CUDA Green Contexts测试

CUDA Green Contexts 是 CUDA 生态系统中的一个功能,主要用于提升计算的并行性与效率,尤其是针对多线程的应用场景。它们的作用如下:

  1. 上下文管理:CUDA Green Contexts 允许多个 CUDA 上下文在同一个线程中并行执行。通常情况下,每个线程只能持有一个 CUDA 上下文,但通过绿色上下文,可以在同一线程中管理多个上下文,这样能够减少切换上下文的开销。
  2. 资源隔离:绿色上下文提供了一定程度的资源隔离,可以让每个上下文在执行时不干扰其他上下文,这对于需要高并发的任务尤为重要。
  3. 提高吞吐量:通过在多个上下文之间进行并行处理,能够提高 GPU 的使用率,从而提升整体计算吞吐量。适合需要执行多个独立运算的场景,比如深度学习中使用多个模型一起训练或推理的情况。
  4. 优化多线程应用:对于多线程的应用程序,CUDA Green Contexts 可以有效降低因上下文切换导致的性能损失,使得多线程的 CUDA 应用能更顺畅地运行。
  5. 异步执行:绿色上下文能更好地支持异步执行,允许CUDA操作在后台进行,而不必等待其他上下文的完成,从而提升了整体的执行效率。

总结来说,CUDA Green Contexts 旨在通过优化上下文管理和资源使用,提高多线程 CUDA 程序的性能,特别适用于高并发和复杂的计算场景。

[记录数据]
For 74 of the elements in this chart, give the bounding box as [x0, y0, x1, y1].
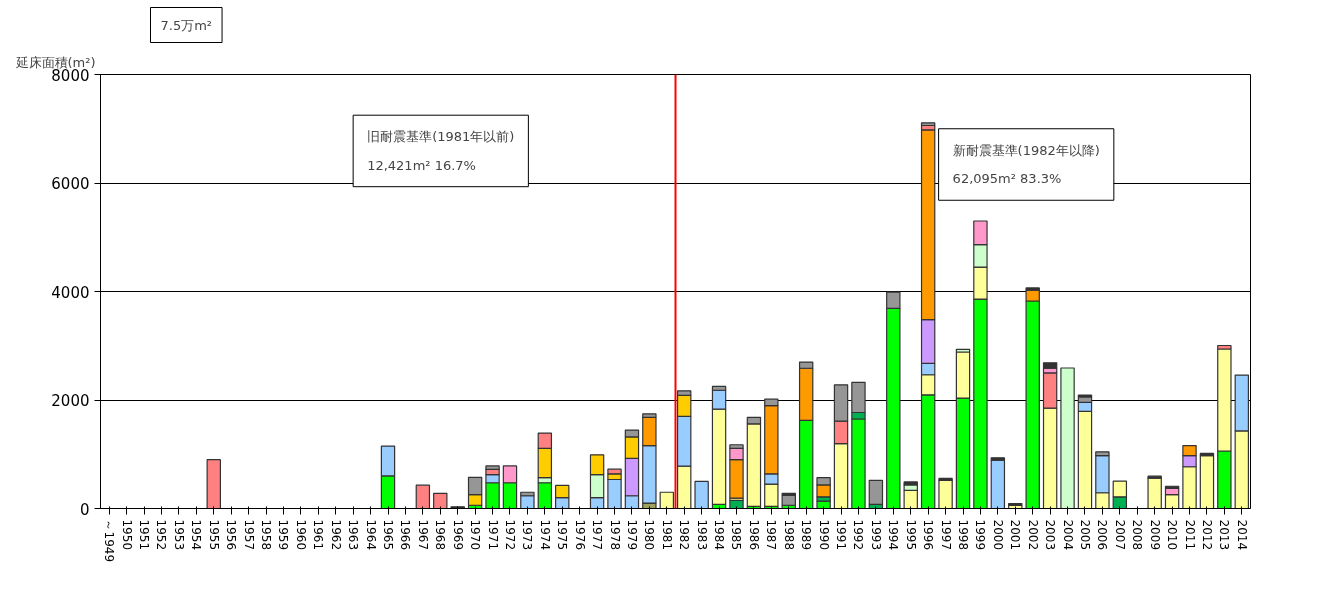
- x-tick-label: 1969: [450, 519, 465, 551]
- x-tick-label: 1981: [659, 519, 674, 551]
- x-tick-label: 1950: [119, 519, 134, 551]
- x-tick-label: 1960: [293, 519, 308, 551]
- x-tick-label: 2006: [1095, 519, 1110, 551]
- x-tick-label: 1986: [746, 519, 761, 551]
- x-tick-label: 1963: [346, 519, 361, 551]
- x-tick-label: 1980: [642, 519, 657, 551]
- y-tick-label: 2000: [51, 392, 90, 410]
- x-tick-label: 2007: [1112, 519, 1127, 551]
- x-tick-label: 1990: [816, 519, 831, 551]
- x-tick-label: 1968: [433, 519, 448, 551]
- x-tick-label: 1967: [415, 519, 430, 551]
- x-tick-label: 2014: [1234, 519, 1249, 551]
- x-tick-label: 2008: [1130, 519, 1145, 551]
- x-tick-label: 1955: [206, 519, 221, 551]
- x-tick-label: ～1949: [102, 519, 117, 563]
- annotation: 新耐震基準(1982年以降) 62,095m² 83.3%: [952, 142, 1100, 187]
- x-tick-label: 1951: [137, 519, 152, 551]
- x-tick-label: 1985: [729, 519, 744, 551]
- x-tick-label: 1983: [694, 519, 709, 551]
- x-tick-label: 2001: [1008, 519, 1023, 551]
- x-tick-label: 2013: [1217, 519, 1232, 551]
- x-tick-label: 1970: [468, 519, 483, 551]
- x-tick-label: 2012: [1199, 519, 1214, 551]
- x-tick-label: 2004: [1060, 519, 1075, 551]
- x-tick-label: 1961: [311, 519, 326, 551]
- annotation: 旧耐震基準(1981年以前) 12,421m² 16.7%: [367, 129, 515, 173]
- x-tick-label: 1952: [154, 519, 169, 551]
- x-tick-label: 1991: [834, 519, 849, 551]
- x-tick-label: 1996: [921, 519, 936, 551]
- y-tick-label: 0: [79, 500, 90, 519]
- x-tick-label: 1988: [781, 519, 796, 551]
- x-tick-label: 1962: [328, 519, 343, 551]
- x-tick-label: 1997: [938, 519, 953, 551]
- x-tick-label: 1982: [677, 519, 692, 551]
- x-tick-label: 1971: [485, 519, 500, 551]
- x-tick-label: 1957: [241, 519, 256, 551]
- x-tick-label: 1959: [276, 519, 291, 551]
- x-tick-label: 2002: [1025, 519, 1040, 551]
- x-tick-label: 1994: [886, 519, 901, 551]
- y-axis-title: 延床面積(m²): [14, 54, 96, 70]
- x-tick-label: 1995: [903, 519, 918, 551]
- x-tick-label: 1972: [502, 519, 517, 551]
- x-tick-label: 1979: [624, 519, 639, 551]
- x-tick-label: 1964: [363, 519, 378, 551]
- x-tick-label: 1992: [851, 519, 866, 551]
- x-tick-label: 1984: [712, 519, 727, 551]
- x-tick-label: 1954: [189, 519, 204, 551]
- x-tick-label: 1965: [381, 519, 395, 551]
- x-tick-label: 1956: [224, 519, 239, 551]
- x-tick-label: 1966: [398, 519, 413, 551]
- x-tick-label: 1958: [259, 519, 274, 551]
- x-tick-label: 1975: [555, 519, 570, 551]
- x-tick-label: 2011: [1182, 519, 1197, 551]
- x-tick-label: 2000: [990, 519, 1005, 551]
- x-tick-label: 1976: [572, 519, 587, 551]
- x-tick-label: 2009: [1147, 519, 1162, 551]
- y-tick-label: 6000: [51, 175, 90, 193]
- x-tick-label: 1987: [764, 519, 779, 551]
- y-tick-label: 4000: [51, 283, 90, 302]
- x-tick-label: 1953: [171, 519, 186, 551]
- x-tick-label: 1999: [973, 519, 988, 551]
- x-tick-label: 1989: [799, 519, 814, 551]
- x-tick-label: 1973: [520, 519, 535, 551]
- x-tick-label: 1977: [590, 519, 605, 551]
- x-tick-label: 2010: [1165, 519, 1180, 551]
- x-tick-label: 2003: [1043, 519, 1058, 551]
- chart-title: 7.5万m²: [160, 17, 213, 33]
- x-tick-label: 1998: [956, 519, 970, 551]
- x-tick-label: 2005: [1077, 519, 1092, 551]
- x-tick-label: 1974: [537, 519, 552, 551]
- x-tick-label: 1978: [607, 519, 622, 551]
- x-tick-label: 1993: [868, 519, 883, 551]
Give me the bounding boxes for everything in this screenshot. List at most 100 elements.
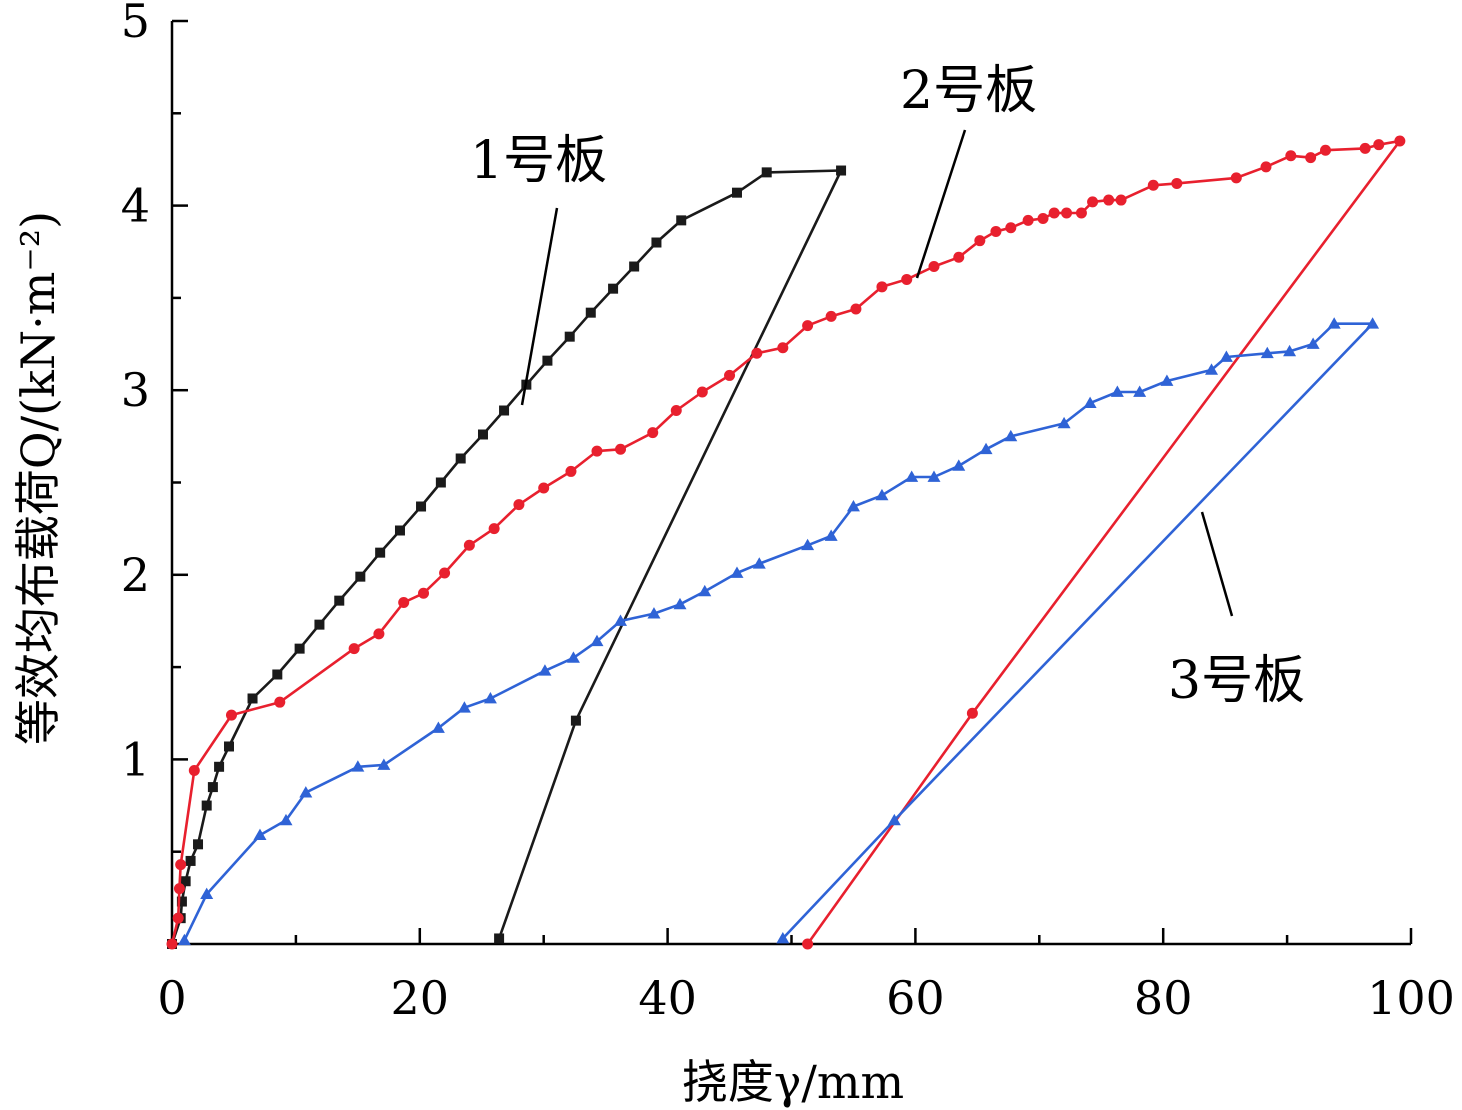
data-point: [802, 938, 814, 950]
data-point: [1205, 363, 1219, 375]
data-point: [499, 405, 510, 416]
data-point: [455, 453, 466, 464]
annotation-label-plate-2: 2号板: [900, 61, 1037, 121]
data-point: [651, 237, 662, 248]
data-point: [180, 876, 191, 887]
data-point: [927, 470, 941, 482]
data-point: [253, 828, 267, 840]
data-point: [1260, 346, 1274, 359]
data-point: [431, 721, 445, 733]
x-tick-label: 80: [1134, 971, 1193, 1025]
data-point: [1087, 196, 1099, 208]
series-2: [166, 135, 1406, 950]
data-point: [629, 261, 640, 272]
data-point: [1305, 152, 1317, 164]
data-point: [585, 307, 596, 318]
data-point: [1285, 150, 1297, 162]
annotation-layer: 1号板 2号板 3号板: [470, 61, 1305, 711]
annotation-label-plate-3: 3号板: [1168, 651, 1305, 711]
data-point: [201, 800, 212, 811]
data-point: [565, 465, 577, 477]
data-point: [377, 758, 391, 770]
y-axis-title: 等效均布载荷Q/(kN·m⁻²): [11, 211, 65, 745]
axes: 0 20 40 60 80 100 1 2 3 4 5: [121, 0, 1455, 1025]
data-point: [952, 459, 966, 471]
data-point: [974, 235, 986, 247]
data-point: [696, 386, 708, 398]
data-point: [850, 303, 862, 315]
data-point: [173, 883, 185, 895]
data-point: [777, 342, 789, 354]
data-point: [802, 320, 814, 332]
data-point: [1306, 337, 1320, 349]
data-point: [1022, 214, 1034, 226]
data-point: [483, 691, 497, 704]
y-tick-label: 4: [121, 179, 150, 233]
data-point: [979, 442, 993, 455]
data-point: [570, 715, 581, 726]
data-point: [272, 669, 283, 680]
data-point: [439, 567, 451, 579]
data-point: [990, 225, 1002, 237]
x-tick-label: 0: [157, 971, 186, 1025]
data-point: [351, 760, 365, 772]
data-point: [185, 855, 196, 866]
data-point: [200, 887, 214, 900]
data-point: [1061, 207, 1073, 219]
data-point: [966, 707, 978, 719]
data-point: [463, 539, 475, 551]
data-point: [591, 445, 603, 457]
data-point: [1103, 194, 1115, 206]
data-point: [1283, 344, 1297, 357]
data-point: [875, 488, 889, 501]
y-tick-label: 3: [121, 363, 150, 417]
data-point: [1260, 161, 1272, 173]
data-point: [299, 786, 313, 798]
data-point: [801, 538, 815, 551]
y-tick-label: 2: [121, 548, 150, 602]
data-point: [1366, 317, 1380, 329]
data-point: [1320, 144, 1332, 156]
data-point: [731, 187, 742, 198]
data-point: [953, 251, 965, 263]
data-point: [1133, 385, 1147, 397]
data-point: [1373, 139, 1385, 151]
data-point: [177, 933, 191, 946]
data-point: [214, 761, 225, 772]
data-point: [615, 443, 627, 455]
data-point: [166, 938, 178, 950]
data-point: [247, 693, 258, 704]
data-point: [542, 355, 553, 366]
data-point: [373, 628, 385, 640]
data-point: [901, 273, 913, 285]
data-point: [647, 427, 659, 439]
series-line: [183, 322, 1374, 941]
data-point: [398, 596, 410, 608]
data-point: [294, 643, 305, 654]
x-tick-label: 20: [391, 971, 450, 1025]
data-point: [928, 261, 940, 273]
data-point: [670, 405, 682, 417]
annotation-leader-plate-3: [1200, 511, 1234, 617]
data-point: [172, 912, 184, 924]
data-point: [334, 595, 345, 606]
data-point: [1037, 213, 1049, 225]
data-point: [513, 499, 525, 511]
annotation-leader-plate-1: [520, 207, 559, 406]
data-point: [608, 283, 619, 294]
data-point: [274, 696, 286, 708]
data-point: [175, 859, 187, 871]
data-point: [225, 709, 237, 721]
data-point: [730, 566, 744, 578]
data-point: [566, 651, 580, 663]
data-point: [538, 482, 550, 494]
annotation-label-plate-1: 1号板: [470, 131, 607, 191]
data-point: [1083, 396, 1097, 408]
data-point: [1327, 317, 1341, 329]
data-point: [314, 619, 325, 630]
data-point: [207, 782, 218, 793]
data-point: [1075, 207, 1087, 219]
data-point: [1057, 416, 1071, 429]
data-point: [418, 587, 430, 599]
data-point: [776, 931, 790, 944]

#### [任务内容]
请更新这段讲 CUDA Green Contexts 的文字:从“1. 上下文管理:CUDA Green”开始，一直到“于需要高并发的任务尤为重要。”为止，重写这一部分，并把其中的“绿色上下文”全部换成“轻量上下文”。

#### [练习回答]
1. 上下文管理:CUDA Green Contexts 允许多个 CUDA 上下文在同一个线程中并行执行。通常情况下,每个线程只能持有一个 CUDA 上下文,但通过轻量上下文,可以在同一线程中管理多个上下文,这样能够减少切换上下文的开销。
  2. 资源隔离:轻量上下文提供了一定程度的资源隔离,可以让每个上下文在执行时不干扰其他上下文,这对于需要高并发的任务尤为重要。